[Labeled region entries]
#####
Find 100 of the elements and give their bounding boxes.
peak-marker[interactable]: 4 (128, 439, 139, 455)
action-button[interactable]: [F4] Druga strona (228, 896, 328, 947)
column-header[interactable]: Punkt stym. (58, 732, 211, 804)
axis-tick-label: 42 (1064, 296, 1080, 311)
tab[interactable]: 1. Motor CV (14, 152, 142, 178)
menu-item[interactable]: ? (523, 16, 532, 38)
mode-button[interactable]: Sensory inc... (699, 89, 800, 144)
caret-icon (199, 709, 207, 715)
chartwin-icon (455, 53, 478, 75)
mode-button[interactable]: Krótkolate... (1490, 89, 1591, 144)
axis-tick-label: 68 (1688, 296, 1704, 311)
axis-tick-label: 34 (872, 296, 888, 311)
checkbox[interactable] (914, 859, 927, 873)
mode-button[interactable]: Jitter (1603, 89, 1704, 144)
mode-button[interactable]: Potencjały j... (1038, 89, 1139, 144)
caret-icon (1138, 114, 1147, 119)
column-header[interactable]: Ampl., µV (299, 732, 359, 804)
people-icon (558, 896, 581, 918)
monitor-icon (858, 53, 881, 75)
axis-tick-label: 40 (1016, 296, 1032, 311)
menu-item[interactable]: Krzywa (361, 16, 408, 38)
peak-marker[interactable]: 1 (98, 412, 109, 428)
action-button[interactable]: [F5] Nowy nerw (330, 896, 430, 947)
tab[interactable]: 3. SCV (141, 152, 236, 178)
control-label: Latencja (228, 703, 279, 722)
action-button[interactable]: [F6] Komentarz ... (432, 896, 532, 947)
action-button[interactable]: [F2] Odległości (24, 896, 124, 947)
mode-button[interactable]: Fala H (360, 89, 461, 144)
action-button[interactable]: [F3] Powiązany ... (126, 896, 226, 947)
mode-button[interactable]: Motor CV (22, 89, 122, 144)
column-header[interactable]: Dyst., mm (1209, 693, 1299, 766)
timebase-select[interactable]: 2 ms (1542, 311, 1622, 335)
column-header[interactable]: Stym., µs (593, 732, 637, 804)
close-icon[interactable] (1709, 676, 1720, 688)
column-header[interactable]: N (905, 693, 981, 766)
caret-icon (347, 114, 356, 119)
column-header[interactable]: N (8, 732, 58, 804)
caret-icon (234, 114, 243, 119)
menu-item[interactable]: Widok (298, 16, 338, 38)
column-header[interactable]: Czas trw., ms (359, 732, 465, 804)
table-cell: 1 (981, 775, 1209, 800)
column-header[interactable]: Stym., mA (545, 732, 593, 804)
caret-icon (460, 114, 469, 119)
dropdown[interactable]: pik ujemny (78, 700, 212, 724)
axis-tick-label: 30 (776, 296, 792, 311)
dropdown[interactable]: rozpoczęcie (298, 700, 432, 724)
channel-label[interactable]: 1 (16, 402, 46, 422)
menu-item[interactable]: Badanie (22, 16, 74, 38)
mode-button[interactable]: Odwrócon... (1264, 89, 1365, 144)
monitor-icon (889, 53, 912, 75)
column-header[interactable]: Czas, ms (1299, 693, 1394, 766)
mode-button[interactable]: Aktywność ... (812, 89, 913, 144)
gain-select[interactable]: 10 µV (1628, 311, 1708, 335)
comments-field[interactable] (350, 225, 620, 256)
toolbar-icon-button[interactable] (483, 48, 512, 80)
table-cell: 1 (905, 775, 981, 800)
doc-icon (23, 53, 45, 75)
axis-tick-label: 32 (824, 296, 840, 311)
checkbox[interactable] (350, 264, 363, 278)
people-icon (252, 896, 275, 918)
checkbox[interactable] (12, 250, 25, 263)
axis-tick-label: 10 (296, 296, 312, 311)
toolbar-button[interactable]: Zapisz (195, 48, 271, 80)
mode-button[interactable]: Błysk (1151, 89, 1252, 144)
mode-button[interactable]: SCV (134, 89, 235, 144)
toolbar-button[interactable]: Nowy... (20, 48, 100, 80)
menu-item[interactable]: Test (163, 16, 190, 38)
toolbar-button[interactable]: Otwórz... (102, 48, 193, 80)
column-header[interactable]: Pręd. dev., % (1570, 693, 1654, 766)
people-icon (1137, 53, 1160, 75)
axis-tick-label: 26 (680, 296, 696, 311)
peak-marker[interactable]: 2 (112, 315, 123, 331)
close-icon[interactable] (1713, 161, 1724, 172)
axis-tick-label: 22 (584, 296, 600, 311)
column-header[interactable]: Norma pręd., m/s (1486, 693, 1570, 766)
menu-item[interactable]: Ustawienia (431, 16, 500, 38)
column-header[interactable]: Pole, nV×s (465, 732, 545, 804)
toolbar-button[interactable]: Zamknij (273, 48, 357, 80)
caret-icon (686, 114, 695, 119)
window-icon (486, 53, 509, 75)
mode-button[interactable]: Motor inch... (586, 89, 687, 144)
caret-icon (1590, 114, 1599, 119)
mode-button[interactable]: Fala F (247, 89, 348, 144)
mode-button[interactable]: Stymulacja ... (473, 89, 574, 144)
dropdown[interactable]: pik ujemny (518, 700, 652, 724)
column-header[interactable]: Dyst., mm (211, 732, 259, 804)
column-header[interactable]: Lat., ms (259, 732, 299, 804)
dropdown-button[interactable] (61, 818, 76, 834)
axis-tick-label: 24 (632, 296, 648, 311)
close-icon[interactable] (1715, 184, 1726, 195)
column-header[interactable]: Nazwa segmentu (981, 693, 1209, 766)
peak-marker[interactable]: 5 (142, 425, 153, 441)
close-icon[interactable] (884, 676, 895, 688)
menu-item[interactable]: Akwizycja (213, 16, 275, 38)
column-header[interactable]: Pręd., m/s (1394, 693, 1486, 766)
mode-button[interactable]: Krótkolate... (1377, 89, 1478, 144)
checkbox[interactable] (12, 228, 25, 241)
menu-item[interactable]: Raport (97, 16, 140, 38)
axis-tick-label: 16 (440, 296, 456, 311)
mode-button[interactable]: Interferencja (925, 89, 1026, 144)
#####
**TASK DETAILS:** Reproduce every line of the records above without any changes.

**REPLY TO THE TASK:**
Find 100 of the elements and give their bounding boxes.
peak-marker[interactable]: 4 (128, 439, 139, 455)
action-button[interactable]: [F4] Druga strona (228, 896, 328, 947)
column-header[interactable]: Punkt stym. (58, 732, 211, 804)
axis-tick-label: 42 (1064, 296, 1080, 311)
tab[interactable]: 1. Motor CV (14, 152, 142, 178)
menu-item[interactable]: ? (523, 16, 532, 38)
mode-button[interactable]: Sensory inc... (699, 89, 800, 144)
caret-icon (199, 709, 207, 715)
chartwin-icon (455, 53, 478, 75)
mode-button[interactable]: Krótkolate... (1490, 89, 1591, 144)
axis-tick-label: 68 (1688, 296, 1704, 311)
axis-tick-label: 34 (872, 296, 888, 311)
checkbox[interactable] (914, 859, 927, 873)
mode-button[interactable]: Jitter (1603, 89, 1704, 144)
mode-button[interactable]: Potencjały j... (1038, 89, 1139, 144)
caret-icon (1138, 114, 1147, 119)
column-header[interactable]: Ampl., µV (299, 732, 359, 804)
people-icon (558, 896, 581, 918)
monitor-icon (858, 53, 881, 75)
axis-tick-label: 40 (1016, 296, 1032, 311)
menu-item[interactable]: Krzywa (361, 16, 408, 38)
peak-marker[interactable]: 1 (98, 412, 109, 428)
action-button[interactable]: [F5] Nowy nerw (330, 896, 430, 947)
tab[interactable]: 3. SCV (141, 152, 236, 178)
control-label: Latencja (228, 703, 279, 722)
action-button[interactable]: [F6] Komentarz ... (432, 896, 532, 947)
action-button[interactable]: [F2] Odległości (24, 896, 124, 947)
mode-button[interactable]: Fala H (360, 89, 461, 144)
action-button[interactable]: [F3] Powiązany ... (126, 896, 226, 947)
mode-button[interactable]: Motor CV (22, 89, 122, 144)
column-header[interactable]: Dyst., mm (1209, 693, 1299, 766)
timebase-select[interactable]: 2 ms (1542, 311, 1622, 335)
column-header[interactable]: Stym., µs (593, 732, 637, 804)
close-icon[interactable] (1709, 676, 1720, 688)
column-header[interactable]: N (905, 693, 981, 766)
caret-icon (347, 114, 356, 119)
column-header[interactable]: N (8, 732, 58, 804)
caret-icon (234, 114, 243, 119)
menu-item[interactable]: Widok (298, 16, 338, 38)
column-header[interactable]: Czas trw., ms (359, 732, 465, 804)
table-cell: 1 (981, 775, 1209, 800)
column-header[interactable]: Stym., mA (545, 732, 593, 804)
caret-icon (460, 114, 469, 119)
dropdown[interactable]: pik ujemny (78, 700, 212, 724)
axis-tick-label: 30 (776, 296, 792, 311)
dropdown[interactable]: rozpoczęcie (298, 700, 432, 724)
channel-label[interactable]: 1 (16, 402, 46, 422)
menu-item[interactable]: Badanie (22, 16, 74, 38)
mode-button[interactable]: Odwrócon... (1264, 89, 1365, 144)
monitor-icon (889, 53, 912, 75)
column-header[interactable]: Czas, ms (1299, 693, 1394, 766)
mode-button[interactable]: Aktywność ... (812, 89, 913, 144)
gain-select[interactable]: 10 µV (1628, 311, 1708, 335)
comments-field[interactable] (350, 225, 620, 256)
toolbar-icon-button[interactable] (483, 48, 512, 80)
table-cell: 1 (905, 775, 981, 800)
doc-icon (23, 53, 45, 75)
axis-tick-label: 32 (824, 296, 840, 311)
checkbox[interactable] (350, 264, 363, 278)
people-icon (252, 896, 275, 918)
checkbox[interactable] (12, 250, 25, 263)
axis-tick-label: 10 (296, 296, 312, 311)
toolbar-button[interactable]: Zapisz (195, 48, 271, 80)
mode-button[interactable]: Błysk (1151, 89, 1252, 144)
mode-button[interactable]: SCV (134, 89, 235, 144)
toolbar-button[interactable]: Nowy... (20, 48, 100, 80)
menu-item[interactable]: Test (163, 16, 190, 38)
toolbar-button[interactable]: Otwórz... (102, 48, 193, 80)
column-header[interactable]: Pręd. dev., % (1570, 693, 1654, 766)
people-icon (1137, 53, 1160, 75)
axis-tick-label: 26 (680, 296, 696, 311)
peak-marker[interactable]: 2 (112, 315, 123, 331)
close-icon[interactable] (1713, 161, 1724, 172)
axis-tick-label: 22 (584, 296, 600, 311)
column-header[interactable]: Norma pręd., m/s (1486, 693, 1570, 766)
menu-item[interactable]: Ustawienia (431, 16, 500, 38)
column-header[interactable]: Pole, nV×s (465, 732, 545, 804)
toolbar-button[interactable]: Zamknij (273, 48, 357, 80)
caret-icon (686, 114, 695, 119)
window-icon (486, 53, 509, 75)
mode-button[interactable]: Motor inch... (586, 89, 687, 144)
caret-icon (1590, 114, 1599, 119)
mode-button[interactable]: Fala F (247, 89, 348, 144)
mode-button[interactable]: Stymulacja ... (473, 89, 574, 144)
dropdown[interactable]: pik ujemny (518, 700, 652, 724)
column-header[interactable]: Dyst., mm (211, 732, 259, 804)
column-header[interactable]: Lat., ms (259, 732, 299, 804)
dropdown-button[interactable] (61, 818, 76, 834)
axis-tick-label: 24 (632, 296, 648, 311)
close-icon[interactable] (1715, 184, 1726, 195)
column-header[interactable]: Nazwa segmentu (981, 693, 1209, 766)
peak-marker[interactable]: 5 (142, 425, 153, 441)
close-icon[interactable] (884, 676, 895, 688)
menu-item[interactable]: Akwizycja (213, 16, 275, 38)
column-header[interactable]: Pręd., m/s (1394, 693, 1486, 766)
mode-button[interactable]: Krótkolate... (1377, 89, 1478, 144)
checkbox[interactable] (12, 228, 25, 241)
menu-item[interactable]: Raport (97, 16, 140, 38)
axis-tick-label: 16 (440, 296, 456, 311)
mode-button[interactable]: Interferencja (925, 89, 1026, 144)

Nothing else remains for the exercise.